**GIVEN INSTRUCTION**
Retype all the entries word for word, but omit the pictures.

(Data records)
+++
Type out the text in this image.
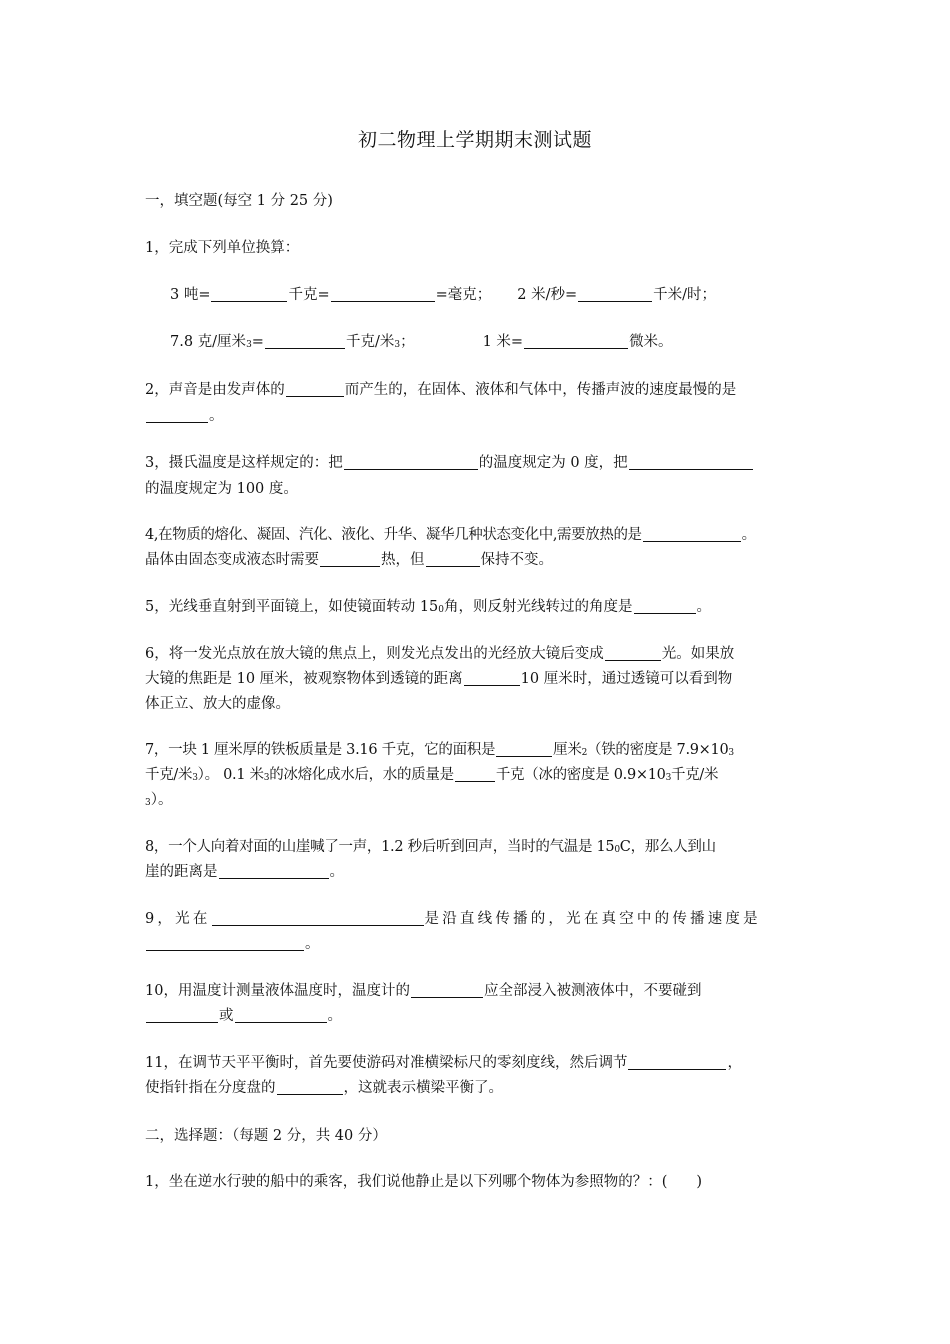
初二物理上学期期末测试题
一，填空题(每空 1 分 25 分)
1，完成下列单位换算：
3 吨=	千克=	=毫克； 2 米/秒=	千米/时；
7.8 克/厘米3=	千克/米3；	1 米=	微米。
2，声音是由发声体的	而产生的，在固体、液体和气体中，传播声波的速度最慢的是
。
3，摄氏温度是这样规定的：把	的温度规定为 0 度，把
的温度规定为 100 度。
4,在物质的熔化、凝固、汽化、液化、升华、凝华几种状态变化中,需要放热的是	。
晶体由固态变成液态时需要	热，但	保持不变。
5，光线垂直射到平面镜上，如使镜面转动 150角，则反射光线转过的角度是	。
6，将一发光点放在放大镜的焦点上，则发光点发出的光经放大镜后变成	光。如果放
大镜的焦距是 10 厘米，被观察物体到透镜的距离	10 厘米时，通过透镜可以看到物
体正立、放大的虚像。
7，一块 1 厘米厚的铁板质量是 3.16 千克，它的面积是	厘米2（铁的密度是 7.9×103
千克/米3）。 0.1 米3的冰熔化成水后，水的质量是	千克（冰的密度是 0.9×103千克/米
3）。
8，一个人向着对面的山崖喊了一声，1.2 秒后听到回声，当时的气温是 150C，那么人到山
崖的距离是	。
9，光在	是沿直线传播的，光在真空中的传播速度是
。
10，用温度计测量液体温度时，温度计的	应全部浸入被测液体中，不要碰到
或	。
11，在调节天平平衡时，首先要使游码对准横梁标尺的零刻度线，然后调节	，
使指针指在分度盘的	，这就表示横梁平衡了。
二，选择题：（每题 2 分，共 40 分）
1，坐在逆水行驶的船中的乘客，我们说他静止是以下列哪个物体为参照物的？：(　　)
+++
**EXPECTED OUTPUT**
Type out the text in this image.
初二物理上学期期末测试题
一，填空题(每空 1 分 25 分)
1，完成下列单位换算：
3 吨=	千克=	=毫克； 2 米/秒=	千米/时；
7.8 克/厘米3=	千克/米3；	1 米=	微米。
2，声音是由发声体的	而产生的，在固体、液体和气体中，传播声波的速度最慢的是
。
3，摄氏温度是这样规定的：把	的温度规定为 0 度，把
的温度规定为 100 度。
4,在物质的熔化、凝固、汽化、液化、升华、凝华几种状态变化中,需要放热的是	。
晶体由固态变成液态时需要	热，但	保持不变。
5，光线垂直射到平面镜上，如使镜面转动 150角，则反射光线转过的角度是	。
6，将一发光点放在放大镜的焦点上，则发光点发出的光经放大镜后变成	光。如果放
大镜的焦距是 10 厘米，被观察物体到透镜的距离	10 厘米时，通过透镜可以看到物
体正立、放大的虚像。
7，一块 1 厘米厚的铁板质量是 3.16 千克，它的面积是	厘米2（铁的密度是 7.9×103
千克/米3）。 0.1 米3的冰熔化成水后，水的质量是	千克（冰的密度是 0.9×103千克/米
3）。
8，一个人向着对面的山崖喊了一声，1.2 秒后听到回声，当时的气温是 150C，那么人到山
崖的距离是	。
9，光在	是沿直线传播的，光在真空中的传播速度是
。
10，用温度计测量液体温度时，温度计的	应全部浸入被测液体中，不要碰到
或	。
11，在调节天平平衡时，首先要使游码对准横梁标尺的零刻度线，然后调节	，
使指针指在分度盘的	，这就表示横梁平衡了。
二，选择题：（每题 2 分，共 40 分）
1，坐在逆水行驶的船中的乘客，我们说他静止是以下列哪个物体为参照物的？：(　　)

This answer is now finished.